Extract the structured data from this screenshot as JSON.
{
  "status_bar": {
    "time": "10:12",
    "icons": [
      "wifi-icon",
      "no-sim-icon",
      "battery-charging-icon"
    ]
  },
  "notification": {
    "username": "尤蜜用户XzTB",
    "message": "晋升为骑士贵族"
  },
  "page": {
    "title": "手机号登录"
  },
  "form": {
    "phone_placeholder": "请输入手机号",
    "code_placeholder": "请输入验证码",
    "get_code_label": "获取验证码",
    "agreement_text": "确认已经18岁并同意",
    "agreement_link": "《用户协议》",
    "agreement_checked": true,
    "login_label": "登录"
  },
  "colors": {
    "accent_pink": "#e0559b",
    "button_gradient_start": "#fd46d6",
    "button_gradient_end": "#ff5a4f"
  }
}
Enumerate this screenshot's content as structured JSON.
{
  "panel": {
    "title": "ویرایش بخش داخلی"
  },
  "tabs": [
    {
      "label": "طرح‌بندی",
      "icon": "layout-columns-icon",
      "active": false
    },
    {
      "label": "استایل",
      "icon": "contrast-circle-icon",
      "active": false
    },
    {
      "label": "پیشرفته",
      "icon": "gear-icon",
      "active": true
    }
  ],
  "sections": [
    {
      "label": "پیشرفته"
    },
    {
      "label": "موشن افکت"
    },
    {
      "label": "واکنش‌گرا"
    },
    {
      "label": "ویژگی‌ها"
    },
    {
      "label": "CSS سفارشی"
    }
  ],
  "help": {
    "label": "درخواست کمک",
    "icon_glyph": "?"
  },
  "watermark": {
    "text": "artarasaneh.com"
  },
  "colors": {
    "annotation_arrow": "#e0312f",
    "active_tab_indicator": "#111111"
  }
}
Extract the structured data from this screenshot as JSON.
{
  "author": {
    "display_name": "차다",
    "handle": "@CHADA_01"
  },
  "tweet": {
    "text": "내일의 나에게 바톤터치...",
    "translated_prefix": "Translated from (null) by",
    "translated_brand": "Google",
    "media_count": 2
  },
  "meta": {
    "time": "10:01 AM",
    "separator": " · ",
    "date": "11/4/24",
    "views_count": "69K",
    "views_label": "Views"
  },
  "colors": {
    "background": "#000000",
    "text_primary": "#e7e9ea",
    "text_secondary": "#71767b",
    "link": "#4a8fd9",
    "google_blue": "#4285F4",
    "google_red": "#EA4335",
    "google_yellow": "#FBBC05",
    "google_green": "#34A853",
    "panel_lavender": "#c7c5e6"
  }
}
•••••
**Brief:** Every line above should be written out again exactly as it stands.

**Exercise output:**
Extract the structured data from this screenshot as JSON.
{
  "status_bar": {
    "time": "10:12",
    "icons": [
      "wifi-icon",
      "no-sim-icon",
      "battery-charging-icon"
    ]
  },
  "notification": {
    "username": "尤蜜用户XzTB",
    "message": "晋升为骑士贵族"
  },
  "page": {
    "title": "手机号登录"
  },
  "form": {
    "phone_placeholder": "请输入手机号",
    "code_placeholder": "请输入验证码",
    "get_code_label": "获取验证码",
    "agreement_text": "确认已经18岁并同意",
    "agreement_link": "《用户协议》",
    "agreement_checked": true,
    "login_label": "登录"
  },
  "colors": {
    "accent_pink": "#e0559b",
    "button_gradient_start": "#fd46d6",
    "button_gradient_end": "#ff5a4f"
  }
}
Enumerate this screenshot's content as structured JSON.
{
  "panel": {
    "title": "ویرایش بخش داخلی"
  },
  "tabs": [
    {
      "label": "طرح‌بندی",
      "icon": "layout-columns-icon",
      "active": false
    },
    {
      "label": "استایل",
      "icon": "contrast-circle-icon",
      "active": false
    },
    {
      "label": "پیشرفته",
      "icon": "gear-icon",
      "active": true
    }
  ],
  "sections": [
    {
      "label": "پیشرفته"
    },
    {
      "label": "موشن افکت"
    },
    {
      "label": "واکنش‌گرا"
    },
    {
      "label": "ویژگی‌ها"
    },
    {
      "label": "CSS سفارشی"
    }
  ],
  "help": {
    "label": "درخواست کمک",
    "icon_glyph": "?"
  },
  "watermark": {
    "text": "artarasaneh.com"
  },
  "colors": {
    "annotation_arrow": "#e0312f",
    "active_tab_indicator": "#111111"
  }
}
Extract the structured data from this screenshot as JSON.
{
  "author": {
    "display_name": "차다",
    "handle": "@CHADA_01"
  },
  "tweet": {
    "text": "내일의 나에게 바톤터치...",
    "translated_prefix": "Translated from (null) by",
    "translated_brand": "Google",
    "media_count": 2
  },
  "meta": {
    "time": "10:01 AM",
    "separator": " · ",
    "date": "11/4/24",
    "views_count": "69K",
    "views_label": "Views"
  },
  "colors": {
    "background": "#000000",
    "text_primary": "#e7e9ea",
    "text_secondary": "#71767b",
    "link": "#4a8fd9",
    "google_blue": "#4285F4",
    "google_red": "#EA4335",
    "google_yellow": "#FBBC05",
    "google_green": "#34A853",
    "panel_lavender": "#c7c5e6"
  }
}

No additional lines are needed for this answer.